## REQUIRED TASK
Copy out the lines that have "Wohnen" in them.

+ + + + +

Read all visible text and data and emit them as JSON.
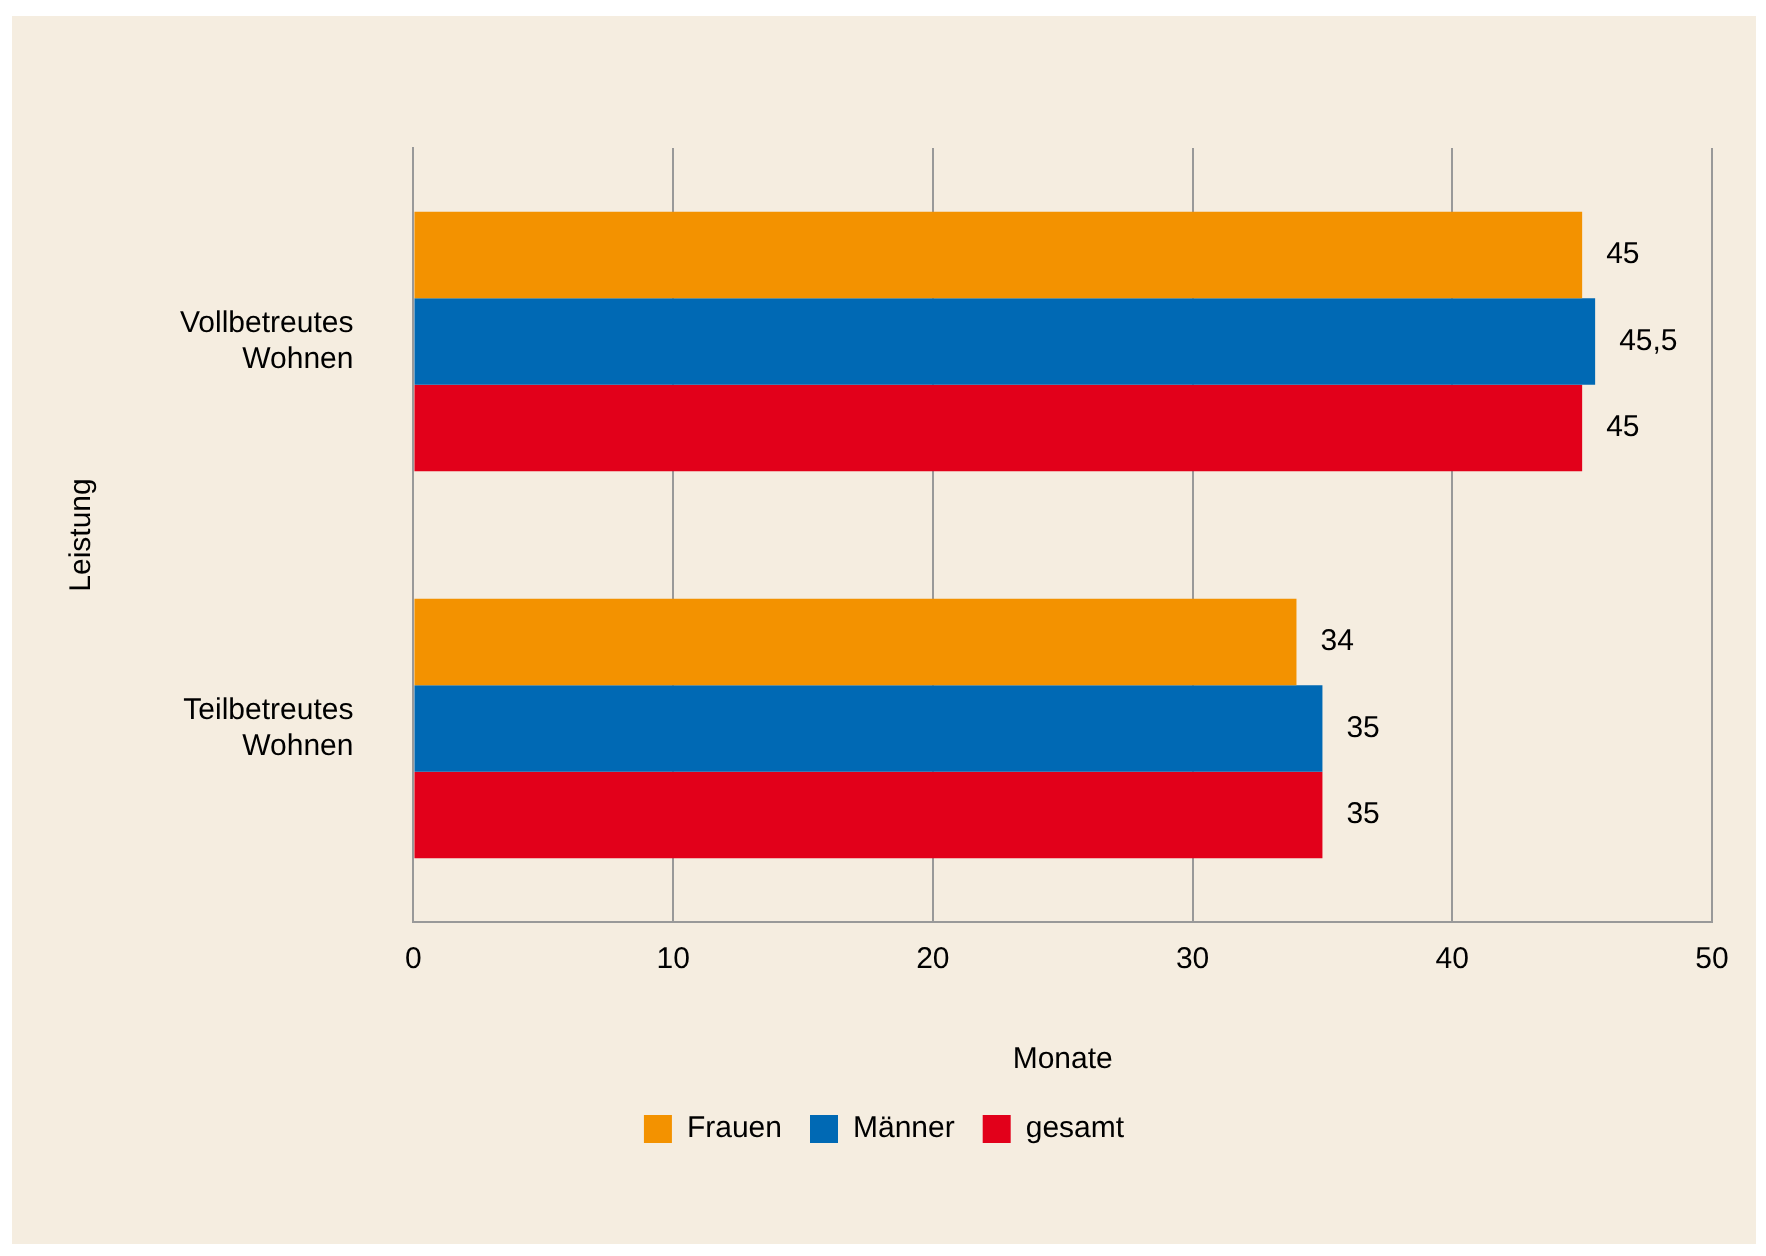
{
  "chart_data": {
    "type": "bar",
    "orientation": "horizontal",
    "xlabel": "Monate",
    "ylabel": "Leistung",
    "categories": [
      "Vollbetreutes Wohnen",
      "Teilbetreutes Wohnen"
    ],
    "series": [
      {
        "name": "Frauen",
        "color": "#f39200",
        "values": [
          45,
          34
        ],
        "value_labels": [
          "45",
          "34"
        ]
      },
      {
        "name": "Männer",
        "color": "#0069b4",
        "values": [
          45.5,
          35
        ],
        "value_labels": [
          "45,5",
          "35"
        ]
      },
      {
        "name": "gesamt",
        "color": "#e2001a",
        "values": [
          45,
          35
        ],
        "value_labels": [
          "45",
          "35"
        ]
      }
    ],
    "xlim": [
      0,
      50
    ],
    "xticks": [
      0,
      10,
      20,
      30,
      40,
      50
    ],
    "grid": "x",
    "legend": "bottom"
  }
}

+ + + + +

## EXERCISE ANSWER
      "Vollbetreutes Wohnen",
      "Teilbetreutes Wohnen"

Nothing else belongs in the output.